::: Input for this task

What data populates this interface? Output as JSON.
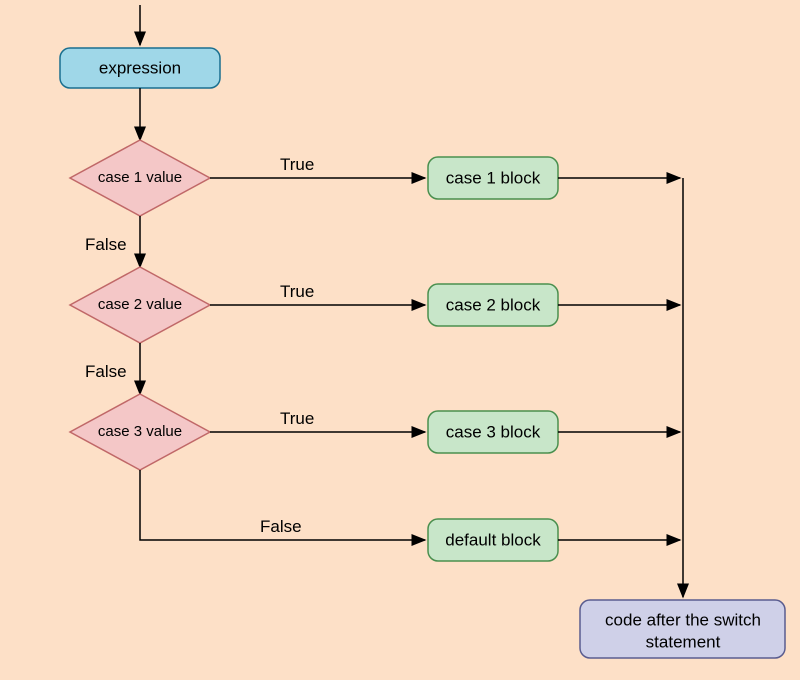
{
  "expression": {
    "label": "expression"
  },
  "decisions": {
    "case1": {
      "label": "case 1 value",
      "trueLabel": "True",
      "falseLabel": "False"
    },
    "case2": {
      "label": "case 2 value",
      "trueLabel": "True",
      "falseLabel": "False"
    },
    "case3": {
      "label": "case 3 value",
      "trueLabel": "True",
      "falseLabel": "False"
    }
  },
  "blocks": {
    "case1": "case 1 block",
    "case2": "case 2 block",
    "case3": "case 3 block",
    "default": "default block"
  },
  "final": {
    "line1": "code after the switch",
    "line2": "statement"
  },
  "colors": {
    "background": "#fde0c7",
    "expression": "#9fd7e8",
    "decision": "#f4c7c7",
    "block": "#c8e6c9",
    "final": "#cfd0e8"
  }
}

::::::

> _Your goal_:
Make an exact copy of the data, leaving its pictures out.

> _The response_:
What data populates this interface? Output as JSON.
{
  "expression": {
    "label": "expression"
  },
  "decisions": {
    "case1": {
      "label": "case 1 value",
      "trueLabel": "True",
      "falseLabel": "False"
    },
    "case2": {
      "label": "case 2 value",
      "trueLabel": "True",
      "falseLabel": "False"
    },
    "case3": {
      "label": "case 3 value",
      "trueLabel": "True",
      "falseLabel": "False"
    }
  },
  "blocks": {
    "case1": "case 1 block",
    "case2": "case 2 block",
    "case3": "case 3 block",
    "default": "default block"
  },
  "final": {
    "line1": "code after the switch",
    "line2": "statement"
  },
  "colors": {
    "background": "#fde0c7",
    "expression": "#9fd7e8",
    "decision": "#f4c7c7",
    "block": "#c8e6c9",
    "final": "#cfd0e8"
  }
}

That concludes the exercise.